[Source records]
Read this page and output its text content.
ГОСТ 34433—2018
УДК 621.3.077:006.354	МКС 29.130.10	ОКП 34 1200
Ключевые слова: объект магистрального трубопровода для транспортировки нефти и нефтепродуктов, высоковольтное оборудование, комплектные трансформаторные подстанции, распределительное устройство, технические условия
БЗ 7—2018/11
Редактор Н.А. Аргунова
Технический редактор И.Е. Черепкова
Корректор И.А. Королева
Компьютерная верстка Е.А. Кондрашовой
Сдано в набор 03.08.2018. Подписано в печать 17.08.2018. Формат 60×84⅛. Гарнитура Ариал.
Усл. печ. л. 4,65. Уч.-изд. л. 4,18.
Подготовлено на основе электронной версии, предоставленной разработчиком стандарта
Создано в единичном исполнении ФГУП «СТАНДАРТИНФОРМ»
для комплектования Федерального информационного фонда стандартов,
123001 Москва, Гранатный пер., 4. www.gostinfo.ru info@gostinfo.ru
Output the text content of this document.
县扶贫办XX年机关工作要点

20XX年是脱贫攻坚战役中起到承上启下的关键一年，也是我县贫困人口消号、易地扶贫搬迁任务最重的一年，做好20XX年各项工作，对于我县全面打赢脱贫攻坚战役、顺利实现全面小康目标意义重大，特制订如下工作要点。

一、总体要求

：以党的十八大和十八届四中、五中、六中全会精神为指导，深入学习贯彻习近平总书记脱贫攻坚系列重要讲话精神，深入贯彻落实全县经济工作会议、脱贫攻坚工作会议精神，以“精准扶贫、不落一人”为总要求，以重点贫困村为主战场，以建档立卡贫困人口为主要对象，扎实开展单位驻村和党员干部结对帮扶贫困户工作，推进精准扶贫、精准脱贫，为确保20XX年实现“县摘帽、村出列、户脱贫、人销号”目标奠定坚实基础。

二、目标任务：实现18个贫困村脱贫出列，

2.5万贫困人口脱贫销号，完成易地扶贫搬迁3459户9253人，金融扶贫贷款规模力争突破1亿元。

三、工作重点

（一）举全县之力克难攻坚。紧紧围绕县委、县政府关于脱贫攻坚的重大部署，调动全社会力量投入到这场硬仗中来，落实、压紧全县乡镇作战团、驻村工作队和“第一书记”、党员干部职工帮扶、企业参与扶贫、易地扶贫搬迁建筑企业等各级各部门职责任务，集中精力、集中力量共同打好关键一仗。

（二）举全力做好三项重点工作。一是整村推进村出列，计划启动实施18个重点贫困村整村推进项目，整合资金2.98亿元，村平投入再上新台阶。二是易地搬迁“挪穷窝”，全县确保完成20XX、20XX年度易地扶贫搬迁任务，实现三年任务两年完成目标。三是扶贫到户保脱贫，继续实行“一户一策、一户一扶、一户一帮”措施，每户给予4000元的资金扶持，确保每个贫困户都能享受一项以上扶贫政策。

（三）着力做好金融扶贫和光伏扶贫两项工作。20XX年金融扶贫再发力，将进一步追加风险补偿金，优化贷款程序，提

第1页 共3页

What you have to do
Return the entries in full, keeping every line exactly as it is.

Completed task
Read this page and output its text content.
ГОСТ 34433—2018
УДК 621.3.077:006.354	МКС 29.130.10	ОКП 34 1200
Ключевые слова: объект магистрального трубопровода для транспортировки нефти и нефтепродуктов, высоковольтное оборудование, комплектные трансформаторные подстанции, распределительное устройство, технические условия
БЗ 7—2018/11
Редактор Н.А. Аргунова
Технический редактор И.Е. Черепкова
Корректор И.А. Королева
Компьютерная верстка Е.А. Кондрашовой
Сдано в набор 03.08.2018. Подписано в печать 17.08.2018. Формат 60×84⅛. Гарнитура Ариал.
Усл. печ. л. 4,65. Уч.-изд. л. 4,18.
Подготовлено на основе электронной версии, предоставленной разработчиком стандарта
Создано в единичном исполнении ФГУП «СТАНДАРТИНФОРМ»
для комплектования Федерального информационного фонда стандартов,
123001 Москва, Гранатный пер., 4. www.gostinfo.ru info@gostinfo.ru
Output the text content of this document.
县扶贫办XX年机关工作要点

20XX年是脱贫攻坚战役中起到承上启下的关键一年，也是我县贫困人口消号、易地扶贫搬迁任务最重的一年，做好20XX年各项工作，对于我县全面打赢脱贫攻坚战役、顺利实现全面小康目标意义重大，特制订如下工作要点。

一、总体要求

：以党的十八大和十八届四中、五中、六中全会精神为指导，深入学习贯彻习近平总书记脱贫攻坚系列重要讲话精神，深入贯彻落实全县经济工作会议、脱贫攻坚工作会议精神，以“精准扶贫、不落一人”为总要求，以重点贫困村为主战场，以建档立卡贫困人口为主要对象，扎实开展单位驻村和党员干部结对帮扶贫困户工作，推进精准扶贫、精准脱贫，为确保20XX年实现“县摘帽、村出列、户脱贫、人销号”目标奠定坚实基础。

二、目标任务：实现18个贫困村脱贫出列，

2.5万贫困人口脱贫销号，完成易地扶贫搬迁3459户9253人，金融扶贫贷款规模力争突破1亿元。

三、工作重点

（一）举全县之力克难攻坚。紧紧围绕县委、县政府关于脱贫攻坚的重大部署，调动全社会力量投入到这场硬仗中来，落实、压紧全县乡镇作战团、驻村工作队和“第一书记”、党员干部职工帮扶、企业参与扶贫、易地扶贫搬迁建筑企业等各级各部门职责任务，集中精力、集中力量共同打好关键一仗。

（二）举全力做好三项重点工作。一是整村推进村出列，计划启动实施18个重点贫困村整村推进项目，整合资金2.98亿元，村平投入再上新台阶。二是易地搬迁“挪穷窝”，全县确保完成20XX、20XX年度易地扶贫搬迁任务，实现三年任务两年完成目标。三是扶贫到户保脱贫，继续实行“一户一策、一户一扶、一户一帮”措施，每户给予4000元的资金扶持，确保每个贫困户都能享受一项以上扶贫政策。

（三）着力做好金融扶贫和光伏扶贫两项工作。20XX年金融扶贫再发力，将进一步追加风险补偿金，优化贷款程序，提

第1页 共3页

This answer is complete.